§ **Problem requirements**
Your task is to quote the material that follows, in full and exactly.

§ **Supplied entries**
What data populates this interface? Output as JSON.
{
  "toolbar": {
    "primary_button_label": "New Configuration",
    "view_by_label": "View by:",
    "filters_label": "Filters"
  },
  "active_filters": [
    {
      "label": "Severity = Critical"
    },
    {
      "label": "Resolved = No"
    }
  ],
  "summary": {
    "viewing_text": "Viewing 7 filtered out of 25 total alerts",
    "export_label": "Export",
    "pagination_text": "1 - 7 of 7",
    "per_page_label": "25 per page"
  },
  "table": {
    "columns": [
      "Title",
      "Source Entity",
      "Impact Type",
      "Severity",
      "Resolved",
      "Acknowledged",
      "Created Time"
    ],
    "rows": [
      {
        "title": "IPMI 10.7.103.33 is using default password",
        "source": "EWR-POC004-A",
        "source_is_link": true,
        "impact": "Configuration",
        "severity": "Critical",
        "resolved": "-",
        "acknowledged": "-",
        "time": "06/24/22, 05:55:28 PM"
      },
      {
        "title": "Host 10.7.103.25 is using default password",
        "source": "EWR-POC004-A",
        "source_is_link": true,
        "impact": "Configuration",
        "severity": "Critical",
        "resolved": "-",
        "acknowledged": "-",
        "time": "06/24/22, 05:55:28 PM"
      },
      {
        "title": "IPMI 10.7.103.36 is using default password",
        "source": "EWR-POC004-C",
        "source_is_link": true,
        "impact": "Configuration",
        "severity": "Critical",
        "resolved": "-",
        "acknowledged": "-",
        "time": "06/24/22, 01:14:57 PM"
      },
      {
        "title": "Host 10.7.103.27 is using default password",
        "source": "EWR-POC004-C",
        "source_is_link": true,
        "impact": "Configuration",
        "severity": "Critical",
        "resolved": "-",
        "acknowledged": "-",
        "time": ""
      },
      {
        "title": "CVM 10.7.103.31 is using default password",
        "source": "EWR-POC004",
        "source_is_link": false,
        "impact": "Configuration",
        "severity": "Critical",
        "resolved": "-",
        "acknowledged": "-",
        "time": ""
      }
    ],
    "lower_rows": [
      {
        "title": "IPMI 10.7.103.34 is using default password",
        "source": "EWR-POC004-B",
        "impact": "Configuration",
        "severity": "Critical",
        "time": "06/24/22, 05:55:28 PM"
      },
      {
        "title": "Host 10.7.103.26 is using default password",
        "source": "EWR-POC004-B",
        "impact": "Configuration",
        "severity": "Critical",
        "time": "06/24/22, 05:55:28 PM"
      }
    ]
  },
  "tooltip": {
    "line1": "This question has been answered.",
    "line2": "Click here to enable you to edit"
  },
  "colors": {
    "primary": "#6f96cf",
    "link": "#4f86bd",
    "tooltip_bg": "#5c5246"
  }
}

§ **The output**
What data populates this interface? Output as JSON.
{
  "toolbar": {
    "primary_button_label": "New Configuration",
    "view_by_label": "View by:",
    "filters_label": "Filters"
  },
  "active_filters": [
    {
      "label": "Severity = Critical"
    },
    {
      "label": "Resolved = No"
    }
  ],
  "summary": {
    "viewing_text": "Viewing 7 filtered out of 25 total alerts",
    "export_label": "Export",
    "pagination_text": "1 - 7 of 7",
    "per_page_label": "25 per page"
  },
  "table": {
    "columns": [
      "Title",
      "Source Entity",
      "Impact Type",
      "Severity",
      "Resolved",
      "Acknowledged",
      "Created Time"
    ],
    "rows": [
      {
        "title": "IPMI 10.7.103.33 is using default password",
        "source": "EWR-POC004-A",
        "source_is_link": true,
        "impact": "Configuration",
        "severity": "Critical",
        "resolved": "-",
        "acknowledged": "-",
        "time": "06/24/22, 05:55:28 PM"
      },
      {
        "title": "Host 10.7.103.25 is using default password",
        "source": "EWR-POC004-A",
        "source_is_link": true,
        "impact": "Configuration",
        "severity": "Critical",
        "resolved": "-",
        "acknowledged": "-",
        "time": "06/24/22, 05:55:28 PM"
      },
      {
        "title": "IPMI 10.7.103.36 is using default password",
        "source": "EWR-POC004-C",
        "source_is_link": true,
        "impact": "Configuration",
        "severity": "Critical",
        "resolved": "-",
        "acknowledged": "-",
        "time": "06/24/22, 01:14:57 PM"
      },
      {
        "title": "Host 10.7.103.27 is using default password",
        "source": "EWR-POC004-C",
        "source_is_link": true,
        "impact": "Configuration",
        "severity": "Critical",
        "resolved": "-",
        "acknowledged": "-",
        "time": ""
      },
      {
        "title": "CVM 10.7.103.31 is using default password",
        "source": "EWR-POC004",
        "source_is_link": false,
        "impact": "Configuration",
        "severity": "Critical",
        "resolved": "-",
        "acknowledged": "-",
        "time": ""
      }
    ],
    "lower_rows": [
      {
        "title": "IPMI 10.7.103.34 is using default password",
        "source": "EWR-POC004-B",
        "impact": "Configuration",
        "severity": "Critical",
        "time": "06/24/22, 05:55:28 PM"
      },
      {
        "title": "Host 10.7.103.26 is using default password",
        "source": "EWR-POC004-B",
        "impact": "Configuration",
        "severity": "Critical",
        "time": "06/24/22, 05:55:28 PM"
      }
    ]
  },
  "tooltip": {
    "line1": "This question has been answered.",
    "line2": "Click here to enable you to edit"
  },
  "colors": {
    "primary": "#6f96cf",
    "link": "#4f86bd",
    "tooltip_bg": "#5c5246"
  }
}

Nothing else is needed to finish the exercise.